DATASET EXTRACT:
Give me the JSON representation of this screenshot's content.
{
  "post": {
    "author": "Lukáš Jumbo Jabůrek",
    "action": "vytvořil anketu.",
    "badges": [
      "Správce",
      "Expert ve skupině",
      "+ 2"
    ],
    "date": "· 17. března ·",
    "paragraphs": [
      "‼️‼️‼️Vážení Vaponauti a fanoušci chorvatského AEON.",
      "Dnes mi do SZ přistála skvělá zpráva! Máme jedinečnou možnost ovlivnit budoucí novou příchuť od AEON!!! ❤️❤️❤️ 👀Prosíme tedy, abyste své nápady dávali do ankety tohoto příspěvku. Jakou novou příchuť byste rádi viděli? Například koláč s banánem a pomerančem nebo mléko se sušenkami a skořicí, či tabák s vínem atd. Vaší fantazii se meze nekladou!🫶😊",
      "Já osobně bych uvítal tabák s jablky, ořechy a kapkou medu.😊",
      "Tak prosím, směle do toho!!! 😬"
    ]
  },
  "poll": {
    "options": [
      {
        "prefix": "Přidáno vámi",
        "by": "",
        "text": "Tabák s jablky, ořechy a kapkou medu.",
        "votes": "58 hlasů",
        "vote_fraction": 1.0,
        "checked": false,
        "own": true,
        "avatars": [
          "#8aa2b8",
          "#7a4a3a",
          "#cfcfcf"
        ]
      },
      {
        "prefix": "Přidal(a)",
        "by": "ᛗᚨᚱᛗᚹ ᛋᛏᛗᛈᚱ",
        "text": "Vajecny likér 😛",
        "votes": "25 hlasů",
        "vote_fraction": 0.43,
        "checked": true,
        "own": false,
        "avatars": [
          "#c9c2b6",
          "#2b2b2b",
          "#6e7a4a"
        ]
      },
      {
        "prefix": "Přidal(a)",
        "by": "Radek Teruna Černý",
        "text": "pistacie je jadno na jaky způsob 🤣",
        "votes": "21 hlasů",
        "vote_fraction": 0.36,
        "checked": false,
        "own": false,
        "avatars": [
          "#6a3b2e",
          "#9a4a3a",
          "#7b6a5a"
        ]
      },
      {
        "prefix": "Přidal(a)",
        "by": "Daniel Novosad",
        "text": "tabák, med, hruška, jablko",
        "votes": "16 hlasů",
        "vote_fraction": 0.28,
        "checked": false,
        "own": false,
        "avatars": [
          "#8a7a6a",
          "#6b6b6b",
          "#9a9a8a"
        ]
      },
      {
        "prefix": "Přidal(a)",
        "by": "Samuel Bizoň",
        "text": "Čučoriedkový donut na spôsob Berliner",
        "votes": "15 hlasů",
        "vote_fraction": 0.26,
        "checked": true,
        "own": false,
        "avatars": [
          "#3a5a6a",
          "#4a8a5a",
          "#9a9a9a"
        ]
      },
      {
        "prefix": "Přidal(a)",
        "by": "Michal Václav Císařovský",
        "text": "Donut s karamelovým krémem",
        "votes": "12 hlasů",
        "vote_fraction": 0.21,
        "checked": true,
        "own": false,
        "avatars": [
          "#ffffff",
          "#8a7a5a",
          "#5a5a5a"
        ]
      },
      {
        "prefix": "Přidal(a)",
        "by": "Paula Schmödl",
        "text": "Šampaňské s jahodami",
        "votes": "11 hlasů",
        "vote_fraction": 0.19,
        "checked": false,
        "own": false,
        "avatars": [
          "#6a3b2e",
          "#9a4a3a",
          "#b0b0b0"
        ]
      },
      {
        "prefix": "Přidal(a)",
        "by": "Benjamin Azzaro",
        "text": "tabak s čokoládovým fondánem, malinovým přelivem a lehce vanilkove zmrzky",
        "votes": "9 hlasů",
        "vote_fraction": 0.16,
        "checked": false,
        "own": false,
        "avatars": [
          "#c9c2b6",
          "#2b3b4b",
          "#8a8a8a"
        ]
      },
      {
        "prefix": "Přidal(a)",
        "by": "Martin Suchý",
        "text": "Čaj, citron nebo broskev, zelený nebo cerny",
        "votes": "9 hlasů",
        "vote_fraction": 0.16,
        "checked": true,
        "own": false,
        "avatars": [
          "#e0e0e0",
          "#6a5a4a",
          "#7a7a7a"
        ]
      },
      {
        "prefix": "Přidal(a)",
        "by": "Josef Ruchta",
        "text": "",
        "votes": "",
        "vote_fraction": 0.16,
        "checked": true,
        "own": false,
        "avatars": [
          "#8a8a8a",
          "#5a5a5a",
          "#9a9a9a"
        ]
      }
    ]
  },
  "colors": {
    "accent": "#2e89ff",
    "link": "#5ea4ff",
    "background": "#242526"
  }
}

EXERCISE: Quote the data in full, keeping each word unchanged.

OUTPUT OF THE TASK:
Give me the JSON representation of this screenshot's content.
{
  "post": {
    "author": "Lukáš Jumbo Jabůrek",
    "action": "vytvořil anketu.",
    "badges": [
      "Správce",
      "Expert ve skupině",
      "+ 2"
    ],
    "date": "· 17. března ·",
    "paragraphs": [
      "‼️‼️‼️Vážení Vaponauti a fanoušci chorvatského AEON.",
      "Dnes mi do SZ přistála skvělá zpráva! Máme jedinečnou možnost ovlivnit budoucí novou příchuť od AEON!!! ❤️❤️❤️ 👀Prosíme tedy, abyste své nápady dávali do ankety tohoto příspěvku. Jakou novou příchuť byste rádi viděli? Například koláč s banánem a pomerančem nebo mléko se sušenkami a skořicí, či tabák s vínem atd. Vaší fantazii se meze nekladou!🫶😊",
      "Já osobně bych uvítal tabák s jablky, ořechy a kapkou medu.😊",
      "Tak prosím, směle do toho!!! 😬"
    ]
  },
  "poll": {
    "options": [
      {
        "prefix": "Přidáno vámi",
        "by": "",
        "text": "Tabák s jablky, ořechy a kapkou medu.",
        "votes": "58 hlasů",
        "vote_fraction": 1.0,
        "checked": false,
        "own": true,
        "avatars": [
          "#8aa2b8",
          "#7a4a3a",
          "#cfcfcf"
        ]
      },
      {
        "prefix": "Přidal(a)",
        "by": "ᛗᚨᚱᛗᚹ ᛋᛏᛗᛈᚱ",
        "text": "Vajecny likér 😛",
        "votes": "25 hlasů",
        "vote_fraction": 0.43,
        "checked": true,
        "own": false,
        "avatars": [
          "#c9c2b6",
          "#2b2b2b",
          "#6e7a4a"
        ]
      },
      {
        "prefix": "Přidal(a)",
        "by": "Radek Teruna Černý",
        "text": "pistacie je jadno na jaky způsob 🤣",
        "votes": "21 hlasů",
        "vote_fraction": 0.36,
        "checked": false,
        "own": false,
        "avatars": [
          "#6a3b2e",
          "#9a4a3a",
          "#7b6a5a"
        ]
      },
      {
        "prefix": "Přidal(a)",
        "by": "Daniel Novosad",
        "text": "tabák, med, hruška, jablko",
        "votes": "16 hlasů",
        "vote_fraction": 0.28,
        "checked": false,
        "own": false,
        "avatars": [
          "#8a7a6a",
          "#6b6b6b",
          "#9a9a8a"
        ]
      },
      {
        "prefix": "Přidal(a)",
        "by": "Samuel Bizoň",
        "text": "Čučoriedkový donut na spôsob Berliner",
        "votes": "15 hlasů",
        "vote_fraction": 0.26,
        "checked": true,
        "own": false,
        "avatars": [
          "#3a5a6a",
          "#4a8a5a",
          "#9a9a9a"
        ]
      },
      {
        "prefix": "Přidal(a)",
        "by": "Michal Václav Císařovský",
        "text": "Donut s karamelovým krémem",
        "votes": "12 hlasů",
        "vote_fraction": 0.21,
        "checked": true,
        "own": false,
        "avatars": [
          "#ffffff",
          "#8a7a5a",
          "#5a5a5a"
        ]
      },
      {
        "prefix": "Přidal(a)",
        "by": "Paula Schmödl",
        "text": "Šampaňské s jahodami",
        "votes": "11 hlasů",
        "vote_fraction": 0.19,
        "checked": false,
        "own": false,
        "avatars": [
          "#6a3b2e",
          "#9a4a3a",
          "#b0b0b0"
        ]
      },
      {
        "prefix": "Přidal(a)",
        "by": "Benjamin Azzaro",
        "text": "tabak s čokoládovým fondánem, malinovým přelivem a lehce vanilkove zmrzky",
        "votes": "9 hlasů",
        "vote_fraction": 0.16,
        "checked": false,
        "own": false,
        "avatars": [
          "#c9c2b6",
          "#2b3b4b",
          "#8a8a8a"
        ]
      },
      {
        "prefix": "Přidal(a)",
        "by": "Martin Suchý",
        "text": "Čaj, citron nebo broskev, zelený nebo cerny",
        "votes": "9 hlasů",
        "vote_fraction": 0.16,
        "checked": true,
        "own": false,
        "avatars": [
          "#e0e0e0",
          "#6a5a4a",
          "#7a7a7a"
        ]
      },
      {
        "prefix": "Přidal(a)",
        "by": "Josef Ruchta",
        "text": "",
        "votes": "",
        "vote_fraction": 0.16,
        "checked": true,
        "own": false,
        "avatars": [
          "#8a8a8a",
          "#5a5a5a",
          "#9a9a9a"
        ]
      }
    ]
  },
  "colors": {
    "accent": "#2e89ff",
    "link": "#5ea4ff",
    "background": "#242526"
  }
}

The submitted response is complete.